Each record that follows should be repeated exactly, minus any images.

== Materials provided ==

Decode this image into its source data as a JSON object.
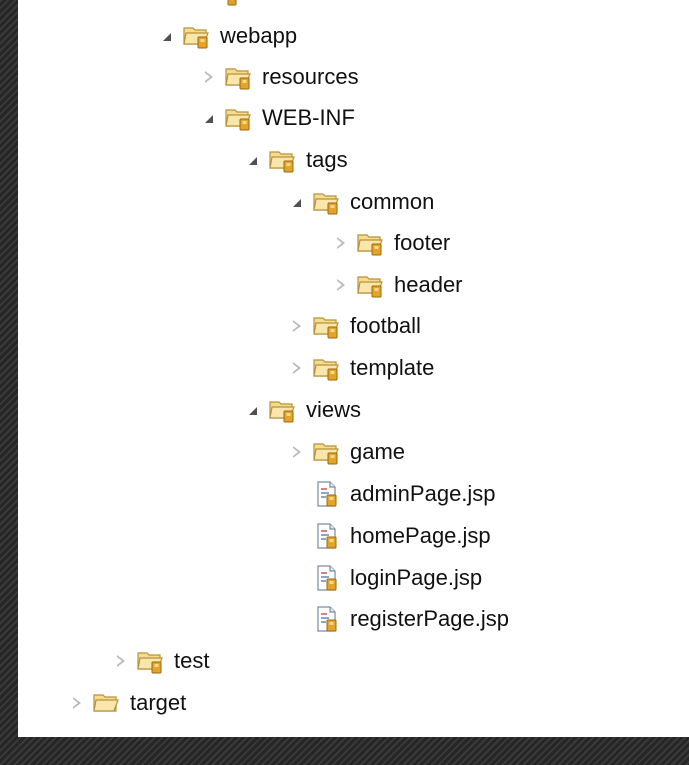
{
  "tree": [
    {
      "label": "webapp",
      "expander": "expanded",
      "icon": "package-folder-icon"
    },
    {
      "label": "resources",
      "expander": "collapsed",
      "icon": "package-folder-icon"
    },
    {
      "label": "WEB-INF",
      "expander": "expanded",
      "icon": "package-folder-icon"
    },
    {
      "label": "tags",
      "expander": "expanded",
      "icon": "package-folder-icon"
    },
    {
      "label": "common",
      "expander": "expanded",
      "icon": "package-folder-icon"
    },
    {
      "label": "footer",
      "expander": "collapsed",
      "icon": "package-folder-icon"
    },
    {
      "label": "header",
      "expander": "collapsed",
      "icon": "package-folder-icon"
    },
    {
      "label": "football",
      "expander": "collapsed",
      "icon": "package-folder-icon"
    },
    {
      "label": "template",
      "expander": "collapsed",
      "icon": "package-folder-icon"
    },
    {
      "label": "views",
      "expander": "expanded",
      "icon": "package-folder-icon"
    },
    {
      "label": "game",
      "expander": "collapsed",
      "icon": "package-folder-icon"
    },
    {
      "label": "adminPage.jsp",
      "expander": "none",
      "icon": "jsp-file-icon"
    },
    {
      "label": "homePage.jsp",
      "expander": "none",
      "icon": "jsp-file-icon"
    },
    {
      "label": "loginPage.jsp",
      "expander": "none",
      "icon": "jsp-file-icon"
    },
    {
      "label": "registerPage.jsp",
      "expander": "none",
      "icon": "jsp-file-icon"
    },
    {
      "label": "test",
      "expander": "collapsed",
      "icon": "package-folder-icon"
    },
    {
      "label": "target",
      "expander": "collapsed",
      "icon": "plain-folder-icon"
    }
  ],
  "colors": {
    "folder_yellow": "#f3d27a",
    "jar_orange": "#d9a22a",
    "text": "#111111",
    "background_dark": "#2e2e2e"
  }
}
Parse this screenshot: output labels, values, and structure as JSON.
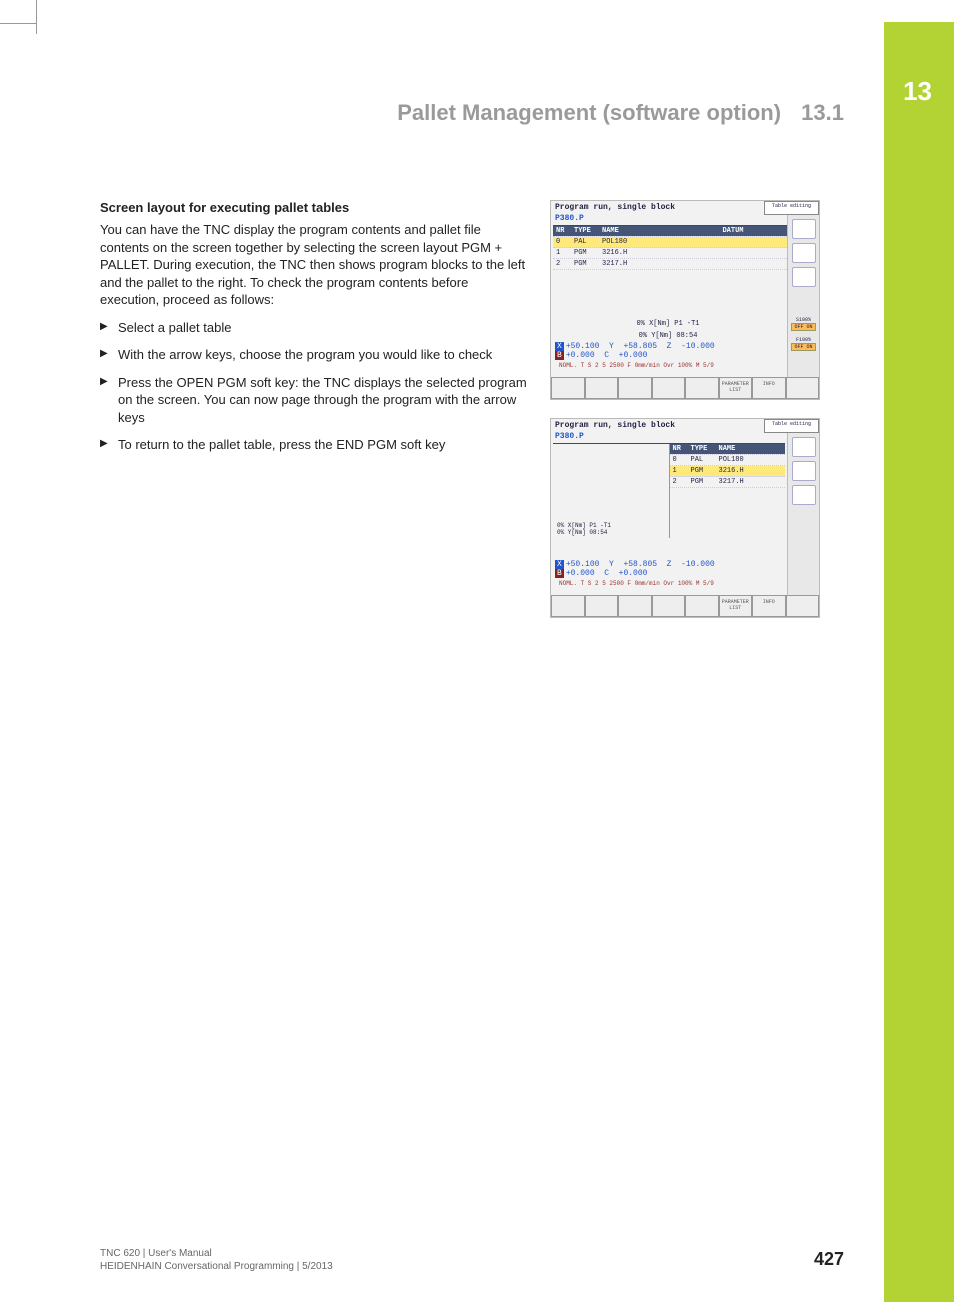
{
  "chapter": {
    "number": "13",
    "title": "Pallet Management (software option)",
    "section_num": "13.1"
  },
  "subheading": "Screen layout for executing pallet tables",
  "paragraph": "You can have the TNC display the program contents and pallet file contents on the screen together by selecting the screen layout PGM + PALLET. During execution, the TNC then shows program blocks to the left and the pallet to the right. To check the program contents before execution, proceed as follows:",
  "bullets": [
    "Select a pallet table",
    "With the arrow keys, choose the program you would like to check",
    "Press the OPEN PGM soft key: the TNC displays the selected program on the screen. You can now page through the program with the arrow keys",
    "To return to the pallet table, press the END PGM soft key"
  ],
  "screenshot1": {
    "title": "Program run, single block",
    "modebox": "Table editing",
    "file": "P380.P",
    "headers": {
      "nr": "NR",
      "type": "TYPE",
      "name": "NAME",
      "datum": "DATUM"
    },
    "rows": [
      {
        "nr": "0",
        "type": "PAL",
        "name": "POL180",
        "hl": true
      },
      {
        "nr": "1",
        "type": "PGM",
        "name": "3216.H"
      },
      {
        "nr": "2",
        "type": "PGM",
        "name": "3217.H"
      }
    ],
    "midline1": "0% X[Nm] P1  -T1",
    "midline2": "0% Y[Nm] 08:54",
    "coords": {
      "x": "X",
      "xv": "+50.100",
      "y": "Y",
      "yv": "+58.805",
      "z": "Z",
      "zv": "-10.000",
      "b": "B",
      "bv": "+0.000",
      "c": "C",
      "cv": "+0.000"
    },
    "status": "NOML.   T   S 2 5 2500 F   0mm/min   Ovr 100% M 5/9",
    "softkeys": [
      "",
      "",
      "",
      "",
      "",
      "PARAMETER LIST",
      "INFO",
      ""
    ],
    "sidelabels": [
      "",
      "",
      "",
      "S100%",
      "OFF  ON",
      "F100%",
      "OFF  ON"
    ]
  },
  "screenshot2": {
    "title": "Program run, single block",
    "modebox": "Table editing",
    "file": "P380.P",
    "left_lines": [
      "0% X[Nm] P1  -T1",
      "0% Y[Nm] 08:54"
    ],
    "rheaders": {
      "nr": "NR",
      "type": "TYPE",
      "name": "NAME"
    },
    "rrows": [
      {
        "nr": "0",
        "type": "PAL",
        "name": "POL180"
      },
      {
        "nr": "1",
        "type": "PGM",
        "name": "3216.H",
        "hl": true
      },
      {
        "nr": "2",
        "type": "PGM",
        "name": "3217.H"
      }
    ],
    "coords": {
      "x": "X",
      "xv": "+50.100",
      "y": "Y",
      "yv": "+58.805",
      "z": "Z",
      "zv": "-10.000",
      "b": "B",
      "bv": "+0.000",
      "c": "C",
      "cv": "+0.000"
    },
    "status": "NOML.   T   S 2 5 2500 F   0mm/min   Ovr 100% M 5/9",
    "softkeys": [
      "",
      "",
      "",
      "",
      "",
      "PARAMETER LIST",
      "INFO",
      ""
    ]
  },
  "footer": {
    "line1": "TNC 620 | User's Manual",
    "line2": "HEIDENHAIN Conversational Programming | 5/2013",
    "page": "427"
  }
}
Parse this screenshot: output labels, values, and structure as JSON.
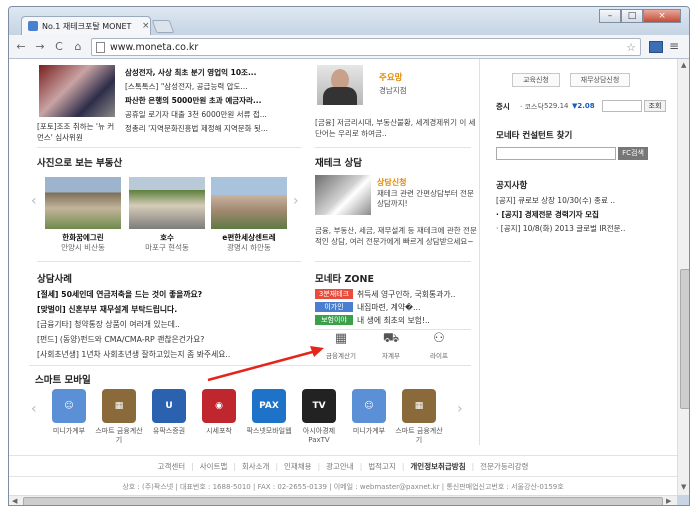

===

## The response
Decode this image into its source data as a JSON object.
{
  "tree": [
    {
      "label": "webapp",
      "expander": "expanded",
      "icon": "package-folder-icon"
    },
    {
      "label": "resources",
      "expander": "collapsed",
      "icon": "package-folder-icon"
    },
    {
      "label": "WEB-INF",
      "expander": "expanded",
      "icon": "package-folder-icon"
    },
    {
      "label": "tags",
      "expander": "expanded",
      "icon": "package-folder-icon"
    },
    {
      "label": "common",
      "expander": "expanded",
      "icon": "package-folder-icon"
    },
    {
      "label": "footer",
      "expander": "collapsed",
      "icon": "package-folder-icon"
    },
    {
      "label": "header",
      "expander": "collapsed",
      "icon": "package-folder-icon"
    },
    {
      "label": "football",
      "expander": "collapsed",
      "icon": "package-folder-icon"
    },
    {
      "label": "template",
      "expander": "collapsed",
      "icon": "package-folder-icon"
    },
    {
      "label": "views",
      "expander": "expanded",
      "icon": "package-folder-icon"
    },
    {
      "label": "game",
      "expander": "collapsed",
      "icon": "package-folder-icon"
    },
    {
      "label": "adminPage.jsp",
      "expander": "none",
      "icon": "jsp-file-icon"
    },
    {
      "label": "homePage.jsp",
      "expander": "none",
      "icon": "jsp-file-icon"
    },
    {
      "label": "loginPage.jsp",
      "expander": "none",
      "icon": "jsp-file-icon"
    },
    {
      "label": "registerPage.jsp",
      "expander": "none",
      "icon": "jsp-file-icon"
    },
    {
      "label": "test",
      "expander": "collapsed",
      "icon": "package-folder-icon"
    },
    {
      "label": "target",
      "expander": "collapsed",
      "icon": "plain-folder-icon"
    }
  ],
  "colors": {
    "folder_yellow": "#f3d27a",
    "jar_orange": "#d9a22a",
    "text": "#111111",
    "background_dark": "#2e2e2e"
  }
}
Parse this screenshot: output labels, values, and structure as JSON.
{
  "chapter": {
    "number": "13",
    "title": "Pallet Management (software option)",
    "section_num": "13.1"
  },
  "subheading": "Screen layout for executing pallet tables",
  "paragraph": "You can have the TNC display the program contents and pallet file contents on the screen together by selecting the screen layout PGM + PALLET. During execution, the TNC then shows program blocks to the left and the pallet to the right. To check the program contents before execution, proceed as follows:",
  "bullets": [
    "Select a pallet table",
    "With the arrow keys, choose the program you would like to check",
    "Press the OPEN PGM soft key: the TNC displays the selected program on the screen. You can now page through the program with the arrow keys",
    "To return to the pallet table, press the END PGM soft key"
  ],
  "screenshot1": {
    "title": "Program run, single block",
    "modebox": "Table editing",
    "file": "P380.P",
    "headers": {
      "nr": "NR",
      "type": "TYPE",
      "name": "NAME",
      "datum": "DATUM"
    },
    "rows": [
      {
        "nr": "0",
        "type": "PAL",
        "name": "POL180",
        "hl": true
      },
      {
        "nr": "1",
        "type": "PGM",
        "name": "3216.H"
      },
      {
        "nr": "2",
        "type": "PGM",
        "name": "3217.H"
      }
    ],
    "midline1": "0% X[Nm] P1  -T1",
    "midline2": "0% Y[Nm] 08:54",
    "coords": {
      "x": "X",
      "xv": "+50.100",
      "y": "Y",
      "yv": "+58.805",
      "z": "Z",
      "zv": "-10.000",
      "b": "B",
      "bv": "+0.000",
      "c": "C",
      "cv": "+0.000"
    },
    "status": "NOML.   T   S 2 5 2500 F   0mm/min   Ovr 100% M 5/9",
    "softkeys": [
      "",
      "",
      "",
      "",
      "",
      "PARAMETER LIST",
      "INFO",
      ""
    ],
    "sidelabels": [
      "",
      "",
      "",
      "S100%",
      "OFF  ON",
      "F100%",
      "OFF  ON"
    ]
  },
  "screenshot2": {
    "title": "Program run, single block",
    "modebox": "Table editing",
    "file": "P380.P",
    "left_lines": [
      "0% X[Nm] P1  -T1",
      "0% Y[Nm] 08:54"
    ],
    "rheaders": {
      "nr": "NR",
      "type": "TYPE",
      "name": "NAME"
    },
    "rrows": [
      {
        "nr": "0",
        "type": "PAL",
        "name": "POL180"
      },
      {
        "nr": "1",
        "type": "PGM",
        "name": "3216.H",
        "hl": true
      },
      {
        "nr": "2",
        "type": "PGM",
        "name": "3217.H"
      }
    ],
    "coords": {
      "x": "X",
      "xv": "+50.100",
      "y": "Y",
      "yv": "+58.805",
      "z": "Z",
      "zv": "-10.000",
      "b": "B",
      "bv": "+0.000",
      "c": "C",
      "cv": "+0.000"
    },
    "status": "NOML.   T   S 2 5 2500 F   0mm/min   Ovr 100% M 5/9",
    "softkeys": [
      "",
      "",
      "",
      "",
      "",
      "PARAMETER LIST",
      "INFO",
      ""
    ]
  },
  "footer": {
    "line1": "TNC 620 | User's Manual",
    "line2": "HEIDENHAIN Conversational Programming | 5/2013",
    "page": "427"
  }
}
Parse this screenshot: output labels, values, and structure as JSON.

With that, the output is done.